* _STATED GOAL_:
Copy all records verbatim.

* _EXTRACTED INFORMATION_:
--------------------

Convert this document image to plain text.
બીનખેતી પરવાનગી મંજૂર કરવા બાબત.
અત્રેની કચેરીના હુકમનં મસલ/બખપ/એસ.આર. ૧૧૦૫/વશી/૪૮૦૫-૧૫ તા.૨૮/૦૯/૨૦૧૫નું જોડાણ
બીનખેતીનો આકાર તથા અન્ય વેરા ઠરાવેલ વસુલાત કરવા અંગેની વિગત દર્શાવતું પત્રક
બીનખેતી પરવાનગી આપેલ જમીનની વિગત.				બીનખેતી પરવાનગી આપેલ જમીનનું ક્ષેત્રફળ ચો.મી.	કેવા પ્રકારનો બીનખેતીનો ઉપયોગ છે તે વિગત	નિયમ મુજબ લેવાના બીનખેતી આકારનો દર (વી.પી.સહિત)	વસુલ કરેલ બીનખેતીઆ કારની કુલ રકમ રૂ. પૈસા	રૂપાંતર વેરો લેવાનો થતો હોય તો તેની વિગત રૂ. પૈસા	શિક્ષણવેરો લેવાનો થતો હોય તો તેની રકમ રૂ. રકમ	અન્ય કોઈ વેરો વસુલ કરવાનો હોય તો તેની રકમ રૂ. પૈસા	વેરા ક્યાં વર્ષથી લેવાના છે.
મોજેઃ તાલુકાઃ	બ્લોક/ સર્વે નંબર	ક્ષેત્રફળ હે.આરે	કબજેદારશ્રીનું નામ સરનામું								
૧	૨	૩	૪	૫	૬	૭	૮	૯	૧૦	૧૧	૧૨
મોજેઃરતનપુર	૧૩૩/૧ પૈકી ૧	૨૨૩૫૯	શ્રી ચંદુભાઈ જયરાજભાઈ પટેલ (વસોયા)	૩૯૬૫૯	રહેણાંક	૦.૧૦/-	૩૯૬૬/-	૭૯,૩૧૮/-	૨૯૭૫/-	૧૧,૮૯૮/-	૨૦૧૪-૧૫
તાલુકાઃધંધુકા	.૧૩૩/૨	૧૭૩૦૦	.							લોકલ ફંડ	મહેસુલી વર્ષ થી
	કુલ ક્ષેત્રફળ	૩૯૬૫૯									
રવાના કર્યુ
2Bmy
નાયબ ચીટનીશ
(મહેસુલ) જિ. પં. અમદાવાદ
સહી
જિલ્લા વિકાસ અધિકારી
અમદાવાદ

--------------------

* _PROBLEM SOLUTION_:
Convert this document image to plain text.
બીનખેતી પરવાનગી મંજૂર કરવા બાબત.
અત્રેની કચેરીના હુકમનં મસલ/બખપ/એસ.આર. ૧૧૦૫/વશી/૪૮૦૫-૧૫ તા.૨૮/૦૯/૨૦૧૫નું જોડાણ
બીનખેતીનો આકાર તથા અન્ય વેરા ઠરાવેલ વસુલાત કરવા અંગેની વિગત દર્શાવતું પત્રક
બીનખેતી પરવાનગી આપેલ જમીનની વિગત.				બીનખેતી પરવાનગી આપેલ જમીનનું ક્ષેત્રફળ ચો.મી.	કેવા પ્રકારનો બીનખેતીનો ઉપયોગ છે તે વિગત	નિયમ મુજબ લેવાના બીનખેતી આકારનો દર (વી.પી.સહિત)	વસુલ કરેલ બીનખેતીઆ કારની કુલ રકમ રૂ. પૈસા	રૂપાંતર વેરો લેવાનો થતો હોય તો તેની વિગત રૂ. પૈસા	શિક્ષણવેરો લેવાનો થતો હોય તો તેની રકમ રૂ. રકમ	અન્ય કોઈ વેરો વસુલ કરવાનો હોય તો તેની રકમ રૂ. પૈસા	વેરા ક્યાં વર્ષથી લેવાના છે.
મોજેઃ તાલુકાઃ	બ્લોક/ સર્વે નંબર	ક્ષેત્રફળ હે.આરે	કબજેદારશ્રીનું નામ સરનામું								
૧	૨	૩	૪	૫	૬	૭	૮	૯	૧૦	૧૧	૧૨
મોજેઃરતનપુર	૧૩૩/૧ પૈકી ૧	૨૨૩૫૯	શ્રી ચંદુભાઈ જયરાજભાઈ પટેલ (વસોયા)	૩૯૬૫૯	રહેણાંક	૦.૧૦/-	૩૯૬૬/-	૭૯,૩૧૮/-	૨૯૭૫/-	૧૧,૮૯૮/-	૨૦૧૪-૧૫
તાલુકાઃધંધુકા	.૧૩૩/૨	૧૭૩૦૦	.							લોકલ ફંડ	મહેસુલી વર્ષ થી
	કુલ ક્ષેત્રફળ	૩૯૬૫૯									
રવાના કર્યુ
2Bmy
નાયબ ચીટનીશ
(મહેસુલ) જિ. પં. અમદાવાદ
સહી
જિલ્લા વિકાસ અધિકારી
અમદાવાદ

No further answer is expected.